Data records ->
——

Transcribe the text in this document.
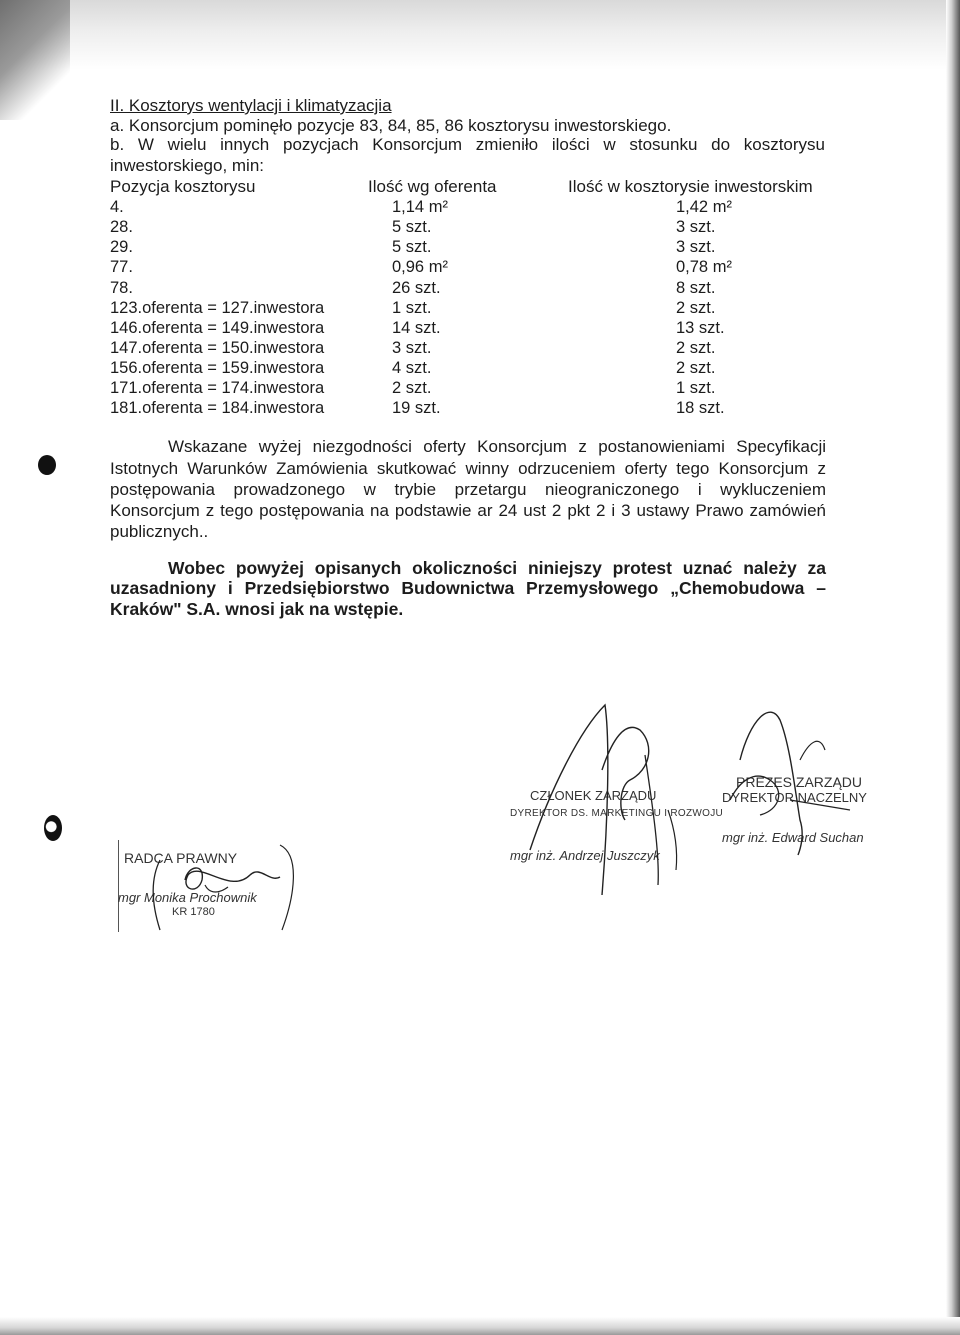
II. Kosztorys wentylacji i klimatyzacjia
a. Konsorcjum pominęło pozycje 83, 84, 85, 86 kosztorysu inwestorskiego.
b. W wielu innych pozycjach Konsorcjum zmieniło ilości w stosunku do kosztorysu
inwestorskiego, min:
Pozycja kosztorysu	Ilość wg oferenta	Ilość w kosztorysie inwestorskim
4.	1,14 m²	1,42 m²
28.	5 szt.	3 szt.
29.	5 szt.	3 szt.
77.	0,96 m²	0,78 m²
78.	26 szt.	8 szt.
123.oferenta = 127.inwestora	1 szt.	2 szt.
146.oferenta = 149.inwestora	14 szt.	13 szt.
147.oferenta = 150.inwestora	3 szt.	2 szt.
156.oferenta = 159.inwestora	4 szt.	2 szt.
171.oferenta = 174.inwestora	2 szt.	1 szt.
181.oferenta = 184.inwestora	19 szt.	18 szt.
Wskazane wyżej niezgodności oferty Konsorcjum z postanowieniami Specyfikacji
Istotnych Warunków Zamówienia skutkować winny odrzuceniem oferty tego Konsorcjum z
postępowania prowadzonego w trybie przetargu nieograniczonego i wykluczeniem
Konsorcjum z tego postępowania na podstawie ar 24 ust 2 pkt 2 i 3 ustawy Prawo zamówień
publicznych..
Wobec powyżej opisanych okoliczności niniejszy protest uznać należy za
uzasadniony i Przedsiębiorstwo Budownictwa Przemysłowego „Chemobudowa –
Kraków" S.A. wnosi jak na wstępie.
RADCA PRAWNY
mgr Monika Prochownik
KR 1780
CZŁONEK ZARZĄDU
DYREKTOR DS. MARKETINGU I ROZWOJU
mgr inż. Andrzej Juszczyk
PREZES ZARZĄDU
DYREKTOR NACZELNY
mgr inż. Edward Suchan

——

Objective -> Go through the lines above. Select every one that has the string "oferty".

Result for this task ->
Wskazane wyżej niezgodności oferty Konsorcjum z postanowieniami Specyfikacji
Istotnych Warunków Zamówienia skutkować winny odrzuceniem oferty tego Konsorcjum z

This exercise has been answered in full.